▶ Figure data in JSON:
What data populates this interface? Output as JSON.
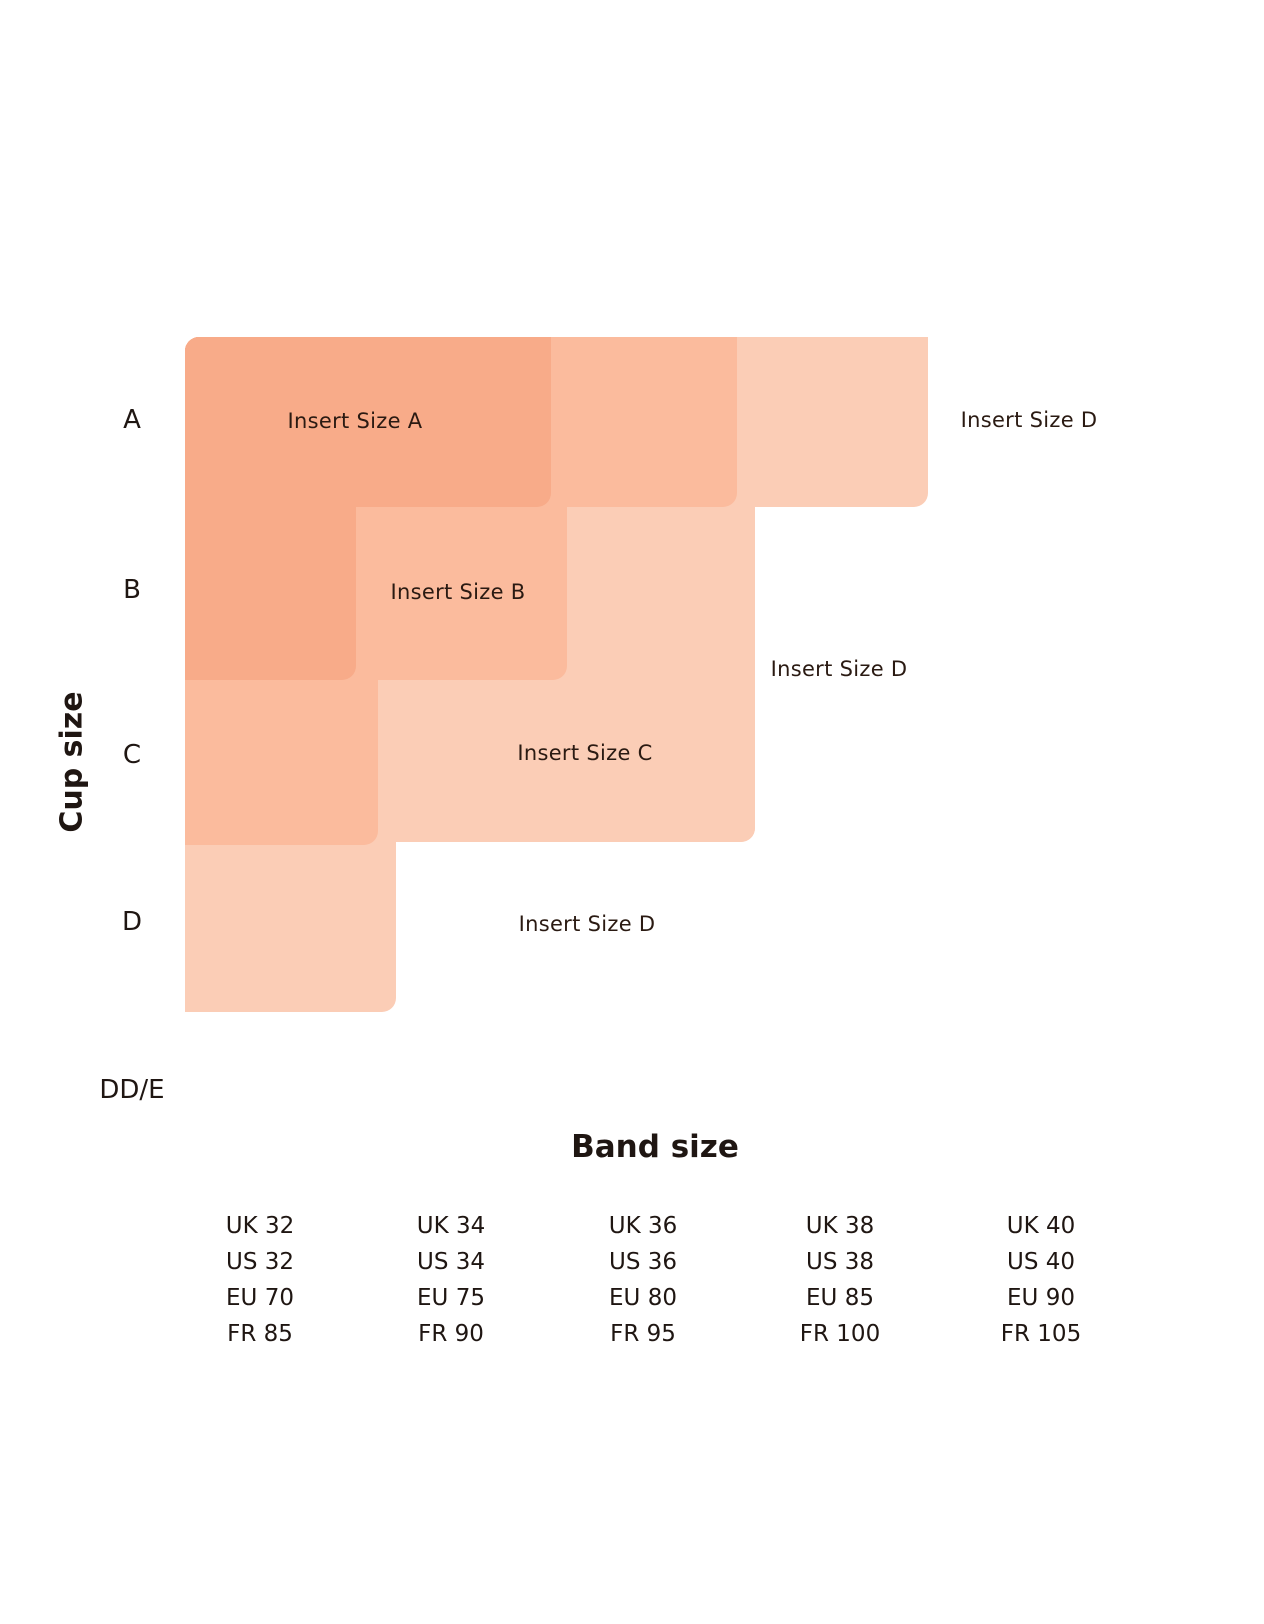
{
  "cup_axis": {
    "title": "Cup size",
    "sizes": [
      "A",
      "B",
      "C",
      "D",
      "DD/E"
    ]
  },
  "band_axis": {
    "title": "Band size",
    "columns": [
      [
        "UK 32",
        "US 32",
        "EU 70",
        "FR 85"
      ],
      [
        "UK 34",
        "US 34",
        "EU 75",
        "FR 90"
      ],
      [
        "UK 36",
        "US 36",
        "EU 80",
        "FR 95"
      ],
      [
        "UK 38",
        "US 38",
        "EU 85",
        "FR 100"
      ],
      [
        "UK 40",
        "US 40",
        "EU 90",
        "FR 105"
      ]
    ]
  },
  "inserts": {
    "a": "Insert Size A",
    "b": "Insert Size B",
    "c": "Insert Size C",
    "d_top": "Insert Size D",
    "d_mid": "Insert Size D",
    "d_bottom": "Insert Size D"
  },
  "colors": {
    "size_a": "#f8ab89",
    "size_b": "#fbbb9d",
    "size_c": "#fbcdb6",
    "size_d": "#ffffff"
  }
}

▶ Required work: Give back all entries exactly. No pictures belong in the copy.

▶ Full output:
What data populates this interface? Output as JSON.
{
  "cup_axis": {
    "title": "Cup size",
    "sizes": [
      "A",
      "B",
      "C",
      "D",
      "DD/E"
    ]
  },
  "band_axis": {
    "title": "Band size",
    "columns": [
      [
        "UK 32",
        "US 32",
        "EU 70",
        "FR 85"
      ],
      [
        "UK 34",
        "US 34",
        "EU 75",
        "FR 90"
      ],
      [
        "UK 36",
        "US 36",
        "EU 80",
        "FR 95"
      ],
      [
        "UK 38",
        "US 38",
        "EU 85",
        "FR 100"
      ],
      [
        "UK 40",
        "US 40",
        "EU 90",
        "FR 105"
      ]
    ]
  },
  "inserts": {
    "a": "Insert Size A",
    "b": "Insert Size B",
    "c": "Insert Size C",
    "d_top": "Insert Size D",
    "d_mid": "Insert Size D",
    "d_bottom": "Insert Size D"
  },
  "colors": {
    "size_a": "#f8ab89",
    "size_b": "#fbbb9d",
    "size_c": "#fbcdb6",
    "size_d": "#ffffff"
  }
}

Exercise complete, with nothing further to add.